Every entry below must be repeated exactly; skip the pictures.
-- start of Records for processing --
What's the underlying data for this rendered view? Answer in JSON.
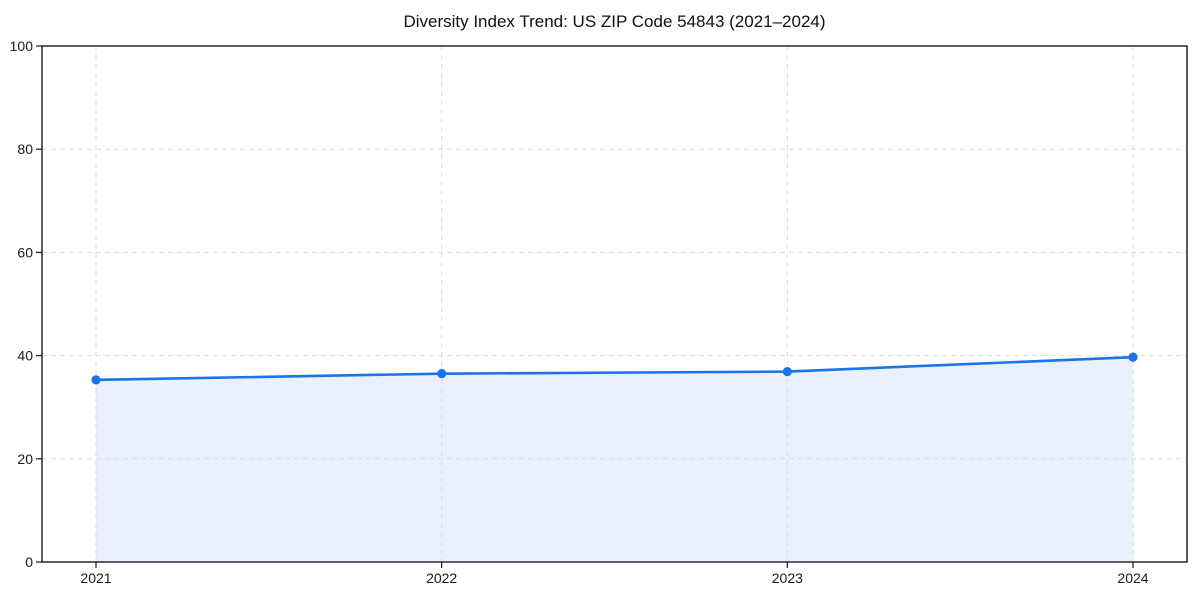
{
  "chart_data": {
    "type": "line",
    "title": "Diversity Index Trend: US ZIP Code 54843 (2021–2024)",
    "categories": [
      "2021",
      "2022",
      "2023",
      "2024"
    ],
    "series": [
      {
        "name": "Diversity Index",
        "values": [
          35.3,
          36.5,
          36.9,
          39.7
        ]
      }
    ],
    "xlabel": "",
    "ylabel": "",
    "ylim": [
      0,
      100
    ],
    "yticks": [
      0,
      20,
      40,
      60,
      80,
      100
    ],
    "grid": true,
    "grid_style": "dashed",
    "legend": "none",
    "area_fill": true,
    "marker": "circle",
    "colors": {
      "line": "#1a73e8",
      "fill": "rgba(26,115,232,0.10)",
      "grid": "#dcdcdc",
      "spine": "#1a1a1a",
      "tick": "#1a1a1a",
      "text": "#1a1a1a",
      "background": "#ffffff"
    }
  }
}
-- end of Records for processing --
Response:
What's the underlying data for this rendered view? Answer in JSON.
{
  "chart_data": {
    "type": "line",
    "title": "Diversity Index Trend: US ZIP Code 54843 (2021–2024)",
    "categories": [
      "2021",
      "2022",
      "2023",
      "2024"
    ],
    "series": [
      {
        "name": "Diversity Index",
        "values": [
          35.3,
          36.5,
          36.9,
          39.7
        ]
      }
    ],
    "xlabel": "",
    "ylabel": "",
    "ylim": [
      0,
      100
    ],
    "yticks": [
      0,
      20,
      40,
      60,
      80,
      100
    ],
    "grid": true,
    "grid_style": "dashed",
    "legend": "none",
    "area_fill": true,
    "marker": "circle",
    "colors": {
      "line": "#1a73e8",
      "fill": "rgba(26,115,232,0.10)",
      "grid": "#dcdcdc",
      "spine": "#1a1a1a",
      "tick": "#1a1a1a",
      "text": "#1a1a1a",
      "background": "#ffffff"
    }
  }
}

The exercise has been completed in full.